> What is needed
Collect every line in the records below that contains the word "Padrillo".

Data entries
◇ ◇ ◇ ◇ ◇

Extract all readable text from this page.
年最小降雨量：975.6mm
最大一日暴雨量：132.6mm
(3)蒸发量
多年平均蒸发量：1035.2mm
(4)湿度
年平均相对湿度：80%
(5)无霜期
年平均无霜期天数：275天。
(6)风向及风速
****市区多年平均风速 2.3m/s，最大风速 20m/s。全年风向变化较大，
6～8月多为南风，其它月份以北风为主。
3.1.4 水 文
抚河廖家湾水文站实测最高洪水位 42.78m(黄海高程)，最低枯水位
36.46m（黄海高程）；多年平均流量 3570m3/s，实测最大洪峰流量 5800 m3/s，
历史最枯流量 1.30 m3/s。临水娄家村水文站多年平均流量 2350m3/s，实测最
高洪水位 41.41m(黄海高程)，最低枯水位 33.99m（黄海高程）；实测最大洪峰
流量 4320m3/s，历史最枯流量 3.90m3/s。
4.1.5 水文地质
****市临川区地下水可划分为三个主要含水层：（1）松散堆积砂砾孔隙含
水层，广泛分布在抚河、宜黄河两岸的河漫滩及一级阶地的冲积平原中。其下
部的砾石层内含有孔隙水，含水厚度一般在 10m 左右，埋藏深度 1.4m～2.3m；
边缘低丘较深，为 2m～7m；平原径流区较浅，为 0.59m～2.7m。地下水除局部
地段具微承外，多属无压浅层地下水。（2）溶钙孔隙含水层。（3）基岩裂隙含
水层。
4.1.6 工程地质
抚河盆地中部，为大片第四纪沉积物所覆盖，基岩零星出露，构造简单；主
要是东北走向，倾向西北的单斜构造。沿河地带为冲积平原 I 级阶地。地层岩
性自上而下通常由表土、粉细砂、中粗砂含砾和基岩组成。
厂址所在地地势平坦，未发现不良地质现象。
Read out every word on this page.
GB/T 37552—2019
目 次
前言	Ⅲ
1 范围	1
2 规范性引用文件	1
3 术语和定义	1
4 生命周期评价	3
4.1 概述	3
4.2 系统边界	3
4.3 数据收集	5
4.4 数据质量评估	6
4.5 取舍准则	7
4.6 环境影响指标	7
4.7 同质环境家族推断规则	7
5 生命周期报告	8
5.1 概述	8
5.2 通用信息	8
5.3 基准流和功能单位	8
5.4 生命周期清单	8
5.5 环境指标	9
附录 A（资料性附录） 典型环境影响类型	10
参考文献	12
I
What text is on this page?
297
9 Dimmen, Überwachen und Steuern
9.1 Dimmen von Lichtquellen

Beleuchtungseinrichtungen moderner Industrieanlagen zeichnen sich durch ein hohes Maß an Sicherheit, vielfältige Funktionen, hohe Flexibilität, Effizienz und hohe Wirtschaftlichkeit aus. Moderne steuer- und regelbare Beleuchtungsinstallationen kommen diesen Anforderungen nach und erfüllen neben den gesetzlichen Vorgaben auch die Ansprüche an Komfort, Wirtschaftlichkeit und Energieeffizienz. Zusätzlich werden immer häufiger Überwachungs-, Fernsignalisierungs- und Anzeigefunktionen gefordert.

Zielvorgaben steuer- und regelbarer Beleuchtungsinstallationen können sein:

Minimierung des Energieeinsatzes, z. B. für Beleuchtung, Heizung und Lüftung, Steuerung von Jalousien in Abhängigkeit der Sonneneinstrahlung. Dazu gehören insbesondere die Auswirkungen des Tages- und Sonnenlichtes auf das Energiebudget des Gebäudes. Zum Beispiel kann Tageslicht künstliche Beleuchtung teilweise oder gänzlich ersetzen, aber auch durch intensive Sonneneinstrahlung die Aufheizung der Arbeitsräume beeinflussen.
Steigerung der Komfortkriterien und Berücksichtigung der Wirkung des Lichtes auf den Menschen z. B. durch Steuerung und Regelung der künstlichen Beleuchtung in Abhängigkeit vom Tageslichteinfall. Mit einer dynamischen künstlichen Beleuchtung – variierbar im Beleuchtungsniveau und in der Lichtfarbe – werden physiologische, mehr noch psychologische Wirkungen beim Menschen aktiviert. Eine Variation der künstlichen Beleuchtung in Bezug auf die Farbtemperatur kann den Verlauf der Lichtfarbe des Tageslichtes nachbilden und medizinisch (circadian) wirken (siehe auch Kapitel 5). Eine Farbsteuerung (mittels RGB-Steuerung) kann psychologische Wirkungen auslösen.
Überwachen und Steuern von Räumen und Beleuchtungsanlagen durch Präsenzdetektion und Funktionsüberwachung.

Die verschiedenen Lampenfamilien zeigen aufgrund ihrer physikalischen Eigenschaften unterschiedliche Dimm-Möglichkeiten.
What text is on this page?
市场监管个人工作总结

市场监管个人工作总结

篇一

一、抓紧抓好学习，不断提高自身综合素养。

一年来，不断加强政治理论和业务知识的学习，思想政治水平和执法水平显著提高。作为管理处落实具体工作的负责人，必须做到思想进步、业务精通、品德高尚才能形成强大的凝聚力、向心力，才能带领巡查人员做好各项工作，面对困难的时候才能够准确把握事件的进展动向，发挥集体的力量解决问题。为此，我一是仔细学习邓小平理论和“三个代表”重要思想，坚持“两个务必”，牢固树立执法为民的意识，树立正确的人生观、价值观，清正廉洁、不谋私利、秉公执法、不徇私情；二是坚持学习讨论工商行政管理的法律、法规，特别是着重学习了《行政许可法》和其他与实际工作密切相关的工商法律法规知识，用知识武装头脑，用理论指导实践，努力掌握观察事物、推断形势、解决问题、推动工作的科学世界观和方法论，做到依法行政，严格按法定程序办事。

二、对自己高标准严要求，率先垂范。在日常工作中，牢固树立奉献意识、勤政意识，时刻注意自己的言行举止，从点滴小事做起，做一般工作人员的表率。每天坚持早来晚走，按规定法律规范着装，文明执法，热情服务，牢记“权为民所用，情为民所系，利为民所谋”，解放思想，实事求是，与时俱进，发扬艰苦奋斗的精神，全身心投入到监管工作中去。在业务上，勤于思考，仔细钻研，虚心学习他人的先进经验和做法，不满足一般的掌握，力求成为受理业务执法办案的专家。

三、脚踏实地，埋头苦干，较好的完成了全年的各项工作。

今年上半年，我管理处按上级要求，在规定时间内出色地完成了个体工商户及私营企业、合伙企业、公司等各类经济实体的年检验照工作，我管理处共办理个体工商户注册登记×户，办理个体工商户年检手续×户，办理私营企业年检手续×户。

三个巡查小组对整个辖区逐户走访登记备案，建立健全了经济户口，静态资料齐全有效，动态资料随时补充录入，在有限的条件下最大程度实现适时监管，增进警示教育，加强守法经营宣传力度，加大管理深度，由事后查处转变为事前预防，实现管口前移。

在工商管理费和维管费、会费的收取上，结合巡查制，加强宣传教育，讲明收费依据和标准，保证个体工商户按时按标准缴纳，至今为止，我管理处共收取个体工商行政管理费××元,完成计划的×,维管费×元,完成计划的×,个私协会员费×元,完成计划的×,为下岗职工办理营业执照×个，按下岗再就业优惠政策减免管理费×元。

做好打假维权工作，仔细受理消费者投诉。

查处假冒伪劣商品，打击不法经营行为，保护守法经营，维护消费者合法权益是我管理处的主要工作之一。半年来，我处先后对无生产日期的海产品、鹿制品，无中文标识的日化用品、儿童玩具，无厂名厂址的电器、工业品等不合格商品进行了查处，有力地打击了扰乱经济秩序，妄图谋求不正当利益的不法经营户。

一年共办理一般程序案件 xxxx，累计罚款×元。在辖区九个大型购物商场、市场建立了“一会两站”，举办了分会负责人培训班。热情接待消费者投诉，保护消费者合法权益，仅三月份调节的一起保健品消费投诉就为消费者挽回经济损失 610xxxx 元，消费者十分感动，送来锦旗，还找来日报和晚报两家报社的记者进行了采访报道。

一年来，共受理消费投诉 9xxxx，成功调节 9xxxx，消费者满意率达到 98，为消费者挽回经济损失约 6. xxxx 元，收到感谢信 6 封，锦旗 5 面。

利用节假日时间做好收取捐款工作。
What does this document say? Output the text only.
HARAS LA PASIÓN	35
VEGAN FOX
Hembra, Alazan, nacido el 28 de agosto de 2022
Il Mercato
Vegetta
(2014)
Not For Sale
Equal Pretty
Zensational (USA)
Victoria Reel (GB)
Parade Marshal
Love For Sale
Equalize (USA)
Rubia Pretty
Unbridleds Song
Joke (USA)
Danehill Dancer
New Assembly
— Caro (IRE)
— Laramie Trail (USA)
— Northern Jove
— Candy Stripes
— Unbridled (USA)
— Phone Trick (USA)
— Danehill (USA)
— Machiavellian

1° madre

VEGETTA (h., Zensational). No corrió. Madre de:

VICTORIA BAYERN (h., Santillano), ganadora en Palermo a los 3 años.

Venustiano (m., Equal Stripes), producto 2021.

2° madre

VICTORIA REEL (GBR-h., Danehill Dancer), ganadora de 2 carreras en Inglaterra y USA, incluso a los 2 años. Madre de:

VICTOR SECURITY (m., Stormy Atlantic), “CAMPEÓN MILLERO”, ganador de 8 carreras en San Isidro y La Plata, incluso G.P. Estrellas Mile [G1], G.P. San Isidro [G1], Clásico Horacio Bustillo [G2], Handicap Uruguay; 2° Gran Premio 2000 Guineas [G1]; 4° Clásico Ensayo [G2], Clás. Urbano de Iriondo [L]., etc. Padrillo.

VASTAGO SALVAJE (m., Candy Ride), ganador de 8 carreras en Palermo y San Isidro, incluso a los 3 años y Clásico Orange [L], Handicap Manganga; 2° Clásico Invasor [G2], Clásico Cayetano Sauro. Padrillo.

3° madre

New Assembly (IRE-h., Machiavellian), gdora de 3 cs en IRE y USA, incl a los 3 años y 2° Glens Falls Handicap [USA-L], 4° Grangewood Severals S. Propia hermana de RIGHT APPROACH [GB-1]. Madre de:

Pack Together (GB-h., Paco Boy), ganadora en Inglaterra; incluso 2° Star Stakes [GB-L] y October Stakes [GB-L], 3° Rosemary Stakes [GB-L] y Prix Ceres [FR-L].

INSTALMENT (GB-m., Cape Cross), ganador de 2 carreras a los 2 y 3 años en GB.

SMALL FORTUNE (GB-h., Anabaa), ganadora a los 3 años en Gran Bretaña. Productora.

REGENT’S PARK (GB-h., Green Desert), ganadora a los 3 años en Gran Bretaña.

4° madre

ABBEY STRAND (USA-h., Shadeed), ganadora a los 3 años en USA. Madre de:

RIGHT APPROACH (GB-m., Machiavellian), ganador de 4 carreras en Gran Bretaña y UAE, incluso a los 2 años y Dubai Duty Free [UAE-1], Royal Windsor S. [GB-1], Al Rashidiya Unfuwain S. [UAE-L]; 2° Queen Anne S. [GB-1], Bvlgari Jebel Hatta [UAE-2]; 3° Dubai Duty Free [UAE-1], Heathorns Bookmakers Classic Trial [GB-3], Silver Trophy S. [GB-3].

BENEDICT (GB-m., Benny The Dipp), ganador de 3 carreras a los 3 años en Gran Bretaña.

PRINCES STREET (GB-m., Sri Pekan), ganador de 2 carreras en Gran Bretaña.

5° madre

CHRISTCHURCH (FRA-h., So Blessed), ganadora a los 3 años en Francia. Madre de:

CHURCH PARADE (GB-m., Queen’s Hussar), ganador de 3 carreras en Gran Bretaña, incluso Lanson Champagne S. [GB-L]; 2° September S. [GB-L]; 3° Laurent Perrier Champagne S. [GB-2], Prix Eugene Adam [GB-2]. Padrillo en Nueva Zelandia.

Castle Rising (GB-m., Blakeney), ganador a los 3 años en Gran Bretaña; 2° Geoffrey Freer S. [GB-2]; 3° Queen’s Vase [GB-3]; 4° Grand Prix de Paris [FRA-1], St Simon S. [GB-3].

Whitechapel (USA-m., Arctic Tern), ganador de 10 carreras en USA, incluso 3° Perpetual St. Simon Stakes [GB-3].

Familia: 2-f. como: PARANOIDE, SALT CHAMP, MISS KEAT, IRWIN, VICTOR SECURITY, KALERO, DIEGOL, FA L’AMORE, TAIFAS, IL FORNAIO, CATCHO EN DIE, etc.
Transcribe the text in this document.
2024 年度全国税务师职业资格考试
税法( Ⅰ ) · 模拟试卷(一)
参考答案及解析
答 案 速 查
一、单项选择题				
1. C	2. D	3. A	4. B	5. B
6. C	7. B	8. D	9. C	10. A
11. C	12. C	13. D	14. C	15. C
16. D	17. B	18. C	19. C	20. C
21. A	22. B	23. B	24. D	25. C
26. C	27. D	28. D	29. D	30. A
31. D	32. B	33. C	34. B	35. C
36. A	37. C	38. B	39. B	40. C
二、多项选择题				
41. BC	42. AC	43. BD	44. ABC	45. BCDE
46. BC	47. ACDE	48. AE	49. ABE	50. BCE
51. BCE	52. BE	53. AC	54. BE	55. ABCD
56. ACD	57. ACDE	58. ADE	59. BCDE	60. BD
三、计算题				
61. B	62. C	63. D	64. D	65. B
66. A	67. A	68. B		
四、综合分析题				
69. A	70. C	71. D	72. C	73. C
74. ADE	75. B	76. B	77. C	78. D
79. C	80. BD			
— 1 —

◇ ◇ ◇ ◇ ◇

> Written solution
VICTOR SECURITY (m., Stormy Atlantic), “CAMPEÓN MILLERO”, ganador de 8 carreras en San Isidro y La Plata, incluso G.P. Estrellas Mile [G1], G.P. San Isidro [G1], Clásico Horacio Bustillo [G2], Handicap Uruguay; 2° Gran Premio 2000 Guineas [G1]; 4° Clásico Ensayo [G2], Clás. Urbano de Iriondo [L]., etc. Padrillo.
VASTAGO SALVAJE (m., Candy Ride), ganador de 8 carreras en Palermo y San Isidro, incluso a los 3 años y Clásico Orange [L], Handicap Manganga; 2° Clásico Invasor [G2], Clásico Cayetano Sauro. Padrillo.
CHURCH PARADE (GB-m., Queen’s Hussar), ganador de 3 carreras en Gran Bretaña, incluso Lanson Champagne S. [GB-L]; 2° September S. [GB-L]; 3° Laurent Perrier Champagne S. [GB-2], Prix Eugene Adam [GB-2]. Padrillo en Nueva Zelandia.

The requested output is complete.